## Aim of the exercise
From the listing below, select every line where the word "object" appears.

## Records
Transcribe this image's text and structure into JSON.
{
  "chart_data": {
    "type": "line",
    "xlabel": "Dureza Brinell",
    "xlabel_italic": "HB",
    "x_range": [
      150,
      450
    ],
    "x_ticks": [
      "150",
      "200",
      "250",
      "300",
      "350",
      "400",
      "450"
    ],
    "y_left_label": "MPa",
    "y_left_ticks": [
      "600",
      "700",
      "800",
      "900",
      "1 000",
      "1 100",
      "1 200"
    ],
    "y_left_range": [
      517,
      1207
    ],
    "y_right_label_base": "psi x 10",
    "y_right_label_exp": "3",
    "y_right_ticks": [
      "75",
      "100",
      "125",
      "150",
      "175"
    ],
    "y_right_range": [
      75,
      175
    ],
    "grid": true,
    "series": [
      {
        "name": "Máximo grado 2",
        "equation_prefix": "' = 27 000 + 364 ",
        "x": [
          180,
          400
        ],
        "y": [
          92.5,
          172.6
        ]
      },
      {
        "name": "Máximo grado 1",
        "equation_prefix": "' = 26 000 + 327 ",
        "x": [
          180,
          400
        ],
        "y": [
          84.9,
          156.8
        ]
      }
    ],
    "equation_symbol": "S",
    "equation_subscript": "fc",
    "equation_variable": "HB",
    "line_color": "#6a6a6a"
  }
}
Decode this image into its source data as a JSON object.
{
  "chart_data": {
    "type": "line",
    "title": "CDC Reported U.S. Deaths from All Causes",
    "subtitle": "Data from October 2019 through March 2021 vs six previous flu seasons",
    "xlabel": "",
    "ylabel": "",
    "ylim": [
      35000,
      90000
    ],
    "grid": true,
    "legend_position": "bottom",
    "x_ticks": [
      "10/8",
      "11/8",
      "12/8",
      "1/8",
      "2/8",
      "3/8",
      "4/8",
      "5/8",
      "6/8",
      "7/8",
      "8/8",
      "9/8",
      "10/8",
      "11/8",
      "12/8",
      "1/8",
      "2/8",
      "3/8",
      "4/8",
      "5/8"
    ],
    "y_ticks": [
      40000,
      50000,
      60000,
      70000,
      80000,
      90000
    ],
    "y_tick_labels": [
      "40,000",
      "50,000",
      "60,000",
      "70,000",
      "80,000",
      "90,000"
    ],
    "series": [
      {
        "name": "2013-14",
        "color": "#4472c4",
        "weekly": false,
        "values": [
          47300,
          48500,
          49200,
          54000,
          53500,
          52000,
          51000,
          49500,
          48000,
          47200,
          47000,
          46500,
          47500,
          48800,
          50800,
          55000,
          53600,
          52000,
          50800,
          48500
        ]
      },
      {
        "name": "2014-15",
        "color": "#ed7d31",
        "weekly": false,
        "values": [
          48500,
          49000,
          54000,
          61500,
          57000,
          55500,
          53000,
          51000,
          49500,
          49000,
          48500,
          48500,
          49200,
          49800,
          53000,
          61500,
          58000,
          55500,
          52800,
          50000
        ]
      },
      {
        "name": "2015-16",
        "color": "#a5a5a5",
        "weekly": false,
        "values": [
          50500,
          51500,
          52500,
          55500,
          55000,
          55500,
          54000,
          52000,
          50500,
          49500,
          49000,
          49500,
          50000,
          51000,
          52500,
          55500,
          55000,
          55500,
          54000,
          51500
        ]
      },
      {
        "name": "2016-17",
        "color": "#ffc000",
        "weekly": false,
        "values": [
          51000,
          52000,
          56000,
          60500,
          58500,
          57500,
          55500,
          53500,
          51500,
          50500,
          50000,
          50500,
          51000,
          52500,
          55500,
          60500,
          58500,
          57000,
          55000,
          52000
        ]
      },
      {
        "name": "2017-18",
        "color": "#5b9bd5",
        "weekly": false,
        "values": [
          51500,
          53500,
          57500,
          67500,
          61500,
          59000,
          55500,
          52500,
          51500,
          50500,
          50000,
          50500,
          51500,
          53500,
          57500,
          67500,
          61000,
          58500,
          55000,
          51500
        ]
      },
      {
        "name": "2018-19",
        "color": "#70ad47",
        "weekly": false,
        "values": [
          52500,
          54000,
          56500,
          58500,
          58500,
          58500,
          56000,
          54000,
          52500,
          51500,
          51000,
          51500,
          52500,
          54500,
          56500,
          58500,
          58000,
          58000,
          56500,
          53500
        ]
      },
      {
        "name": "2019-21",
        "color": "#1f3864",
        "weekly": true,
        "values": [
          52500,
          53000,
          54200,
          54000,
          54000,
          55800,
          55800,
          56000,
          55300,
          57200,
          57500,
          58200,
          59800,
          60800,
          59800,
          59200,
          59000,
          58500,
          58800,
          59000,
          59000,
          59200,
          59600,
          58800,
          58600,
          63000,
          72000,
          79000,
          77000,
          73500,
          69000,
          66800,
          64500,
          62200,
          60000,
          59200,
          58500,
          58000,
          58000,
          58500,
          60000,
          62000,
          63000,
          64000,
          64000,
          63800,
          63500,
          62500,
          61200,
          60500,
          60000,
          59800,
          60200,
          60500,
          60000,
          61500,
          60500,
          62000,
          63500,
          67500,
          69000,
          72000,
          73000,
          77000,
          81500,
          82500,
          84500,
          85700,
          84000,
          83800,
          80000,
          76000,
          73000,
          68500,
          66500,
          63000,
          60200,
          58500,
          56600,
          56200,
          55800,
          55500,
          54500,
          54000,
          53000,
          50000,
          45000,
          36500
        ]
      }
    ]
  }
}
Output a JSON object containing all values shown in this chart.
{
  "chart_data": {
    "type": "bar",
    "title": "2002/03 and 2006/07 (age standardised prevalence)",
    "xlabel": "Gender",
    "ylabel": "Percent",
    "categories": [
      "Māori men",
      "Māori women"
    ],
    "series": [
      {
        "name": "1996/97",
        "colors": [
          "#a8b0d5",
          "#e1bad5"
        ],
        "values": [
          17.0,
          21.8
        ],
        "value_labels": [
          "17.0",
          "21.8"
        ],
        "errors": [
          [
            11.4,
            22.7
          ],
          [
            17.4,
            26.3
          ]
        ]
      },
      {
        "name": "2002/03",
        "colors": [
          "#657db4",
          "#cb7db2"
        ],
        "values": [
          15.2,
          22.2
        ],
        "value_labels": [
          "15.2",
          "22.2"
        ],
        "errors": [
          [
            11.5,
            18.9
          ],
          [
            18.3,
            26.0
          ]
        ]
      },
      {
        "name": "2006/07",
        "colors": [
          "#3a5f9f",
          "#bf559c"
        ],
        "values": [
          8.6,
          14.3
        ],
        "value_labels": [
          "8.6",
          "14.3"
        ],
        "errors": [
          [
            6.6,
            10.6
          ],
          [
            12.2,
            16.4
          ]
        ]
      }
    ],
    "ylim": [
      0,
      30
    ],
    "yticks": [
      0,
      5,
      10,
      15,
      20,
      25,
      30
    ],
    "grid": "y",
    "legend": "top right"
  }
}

## Written reply
Decode this image into its source data as a JSON object.
Output a JSON object containing all values shown in this chart.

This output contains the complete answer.